* [Task statement] Return every line of the records that includes the string "JSON".

Saved data entries

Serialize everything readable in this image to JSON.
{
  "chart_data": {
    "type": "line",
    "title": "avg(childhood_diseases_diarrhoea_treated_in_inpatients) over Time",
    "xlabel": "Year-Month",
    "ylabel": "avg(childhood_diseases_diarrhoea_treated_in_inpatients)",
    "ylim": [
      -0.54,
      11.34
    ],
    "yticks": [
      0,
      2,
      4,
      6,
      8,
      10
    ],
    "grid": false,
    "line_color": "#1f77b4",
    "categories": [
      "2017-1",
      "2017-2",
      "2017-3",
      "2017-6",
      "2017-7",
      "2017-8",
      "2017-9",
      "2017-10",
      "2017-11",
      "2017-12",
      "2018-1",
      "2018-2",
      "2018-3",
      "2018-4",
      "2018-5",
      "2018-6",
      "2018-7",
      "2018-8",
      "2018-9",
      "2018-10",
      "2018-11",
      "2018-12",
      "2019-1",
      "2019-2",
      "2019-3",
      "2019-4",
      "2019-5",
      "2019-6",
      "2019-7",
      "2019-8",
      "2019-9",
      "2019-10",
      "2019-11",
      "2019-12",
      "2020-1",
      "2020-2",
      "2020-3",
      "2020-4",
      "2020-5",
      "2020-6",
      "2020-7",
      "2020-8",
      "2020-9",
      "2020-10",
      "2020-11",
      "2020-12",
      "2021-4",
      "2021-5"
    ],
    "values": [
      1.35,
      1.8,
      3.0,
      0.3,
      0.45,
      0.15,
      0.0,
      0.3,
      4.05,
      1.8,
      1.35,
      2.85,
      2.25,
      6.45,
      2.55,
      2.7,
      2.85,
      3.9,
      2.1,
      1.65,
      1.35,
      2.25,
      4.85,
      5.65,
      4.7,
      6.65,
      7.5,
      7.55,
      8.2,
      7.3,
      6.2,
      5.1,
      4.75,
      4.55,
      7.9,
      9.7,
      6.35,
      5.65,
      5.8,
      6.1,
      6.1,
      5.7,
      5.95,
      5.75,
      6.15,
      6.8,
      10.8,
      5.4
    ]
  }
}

---

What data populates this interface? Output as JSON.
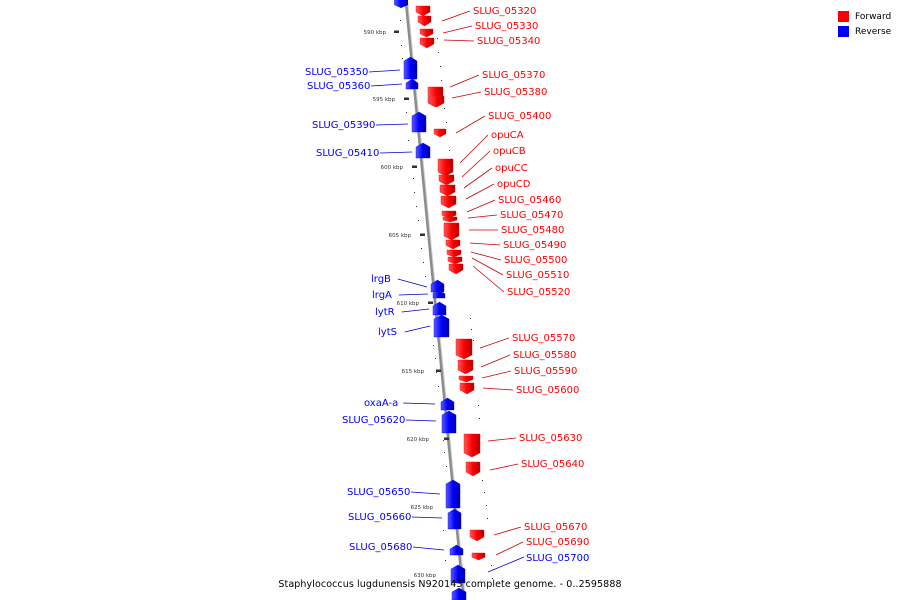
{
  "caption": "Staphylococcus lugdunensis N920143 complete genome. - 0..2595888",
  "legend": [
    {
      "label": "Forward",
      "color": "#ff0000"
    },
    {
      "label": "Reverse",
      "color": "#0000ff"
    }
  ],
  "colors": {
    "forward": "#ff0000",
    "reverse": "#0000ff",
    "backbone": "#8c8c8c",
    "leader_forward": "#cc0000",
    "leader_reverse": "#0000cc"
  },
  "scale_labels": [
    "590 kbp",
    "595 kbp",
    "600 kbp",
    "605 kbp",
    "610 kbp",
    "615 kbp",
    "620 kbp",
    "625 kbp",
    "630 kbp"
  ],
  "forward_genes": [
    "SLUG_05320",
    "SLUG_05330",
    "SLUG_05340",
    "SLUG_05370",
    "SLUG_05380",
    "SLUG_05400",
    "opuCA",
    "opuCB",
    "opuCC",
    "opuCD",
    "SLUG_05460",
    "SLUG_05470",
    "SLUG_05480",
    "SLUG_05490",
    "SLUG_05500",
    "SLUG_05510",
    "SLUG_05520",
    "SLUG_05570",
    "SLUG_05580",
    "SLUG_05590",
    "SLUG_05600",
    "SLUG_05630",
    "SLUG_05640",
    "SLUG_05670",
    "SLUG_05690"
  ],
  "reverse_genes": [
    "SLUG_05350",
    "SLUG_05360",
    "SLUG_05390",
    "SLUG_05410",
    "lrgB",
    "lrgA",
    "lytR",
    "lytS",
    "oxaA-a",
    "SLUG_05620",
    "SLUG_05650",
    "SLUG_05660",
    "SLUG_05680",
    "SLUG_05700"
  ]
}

* [Solution for this exercise]
Serialize everything readable in this image to JSON.
What data populates this interface? Output as JSON.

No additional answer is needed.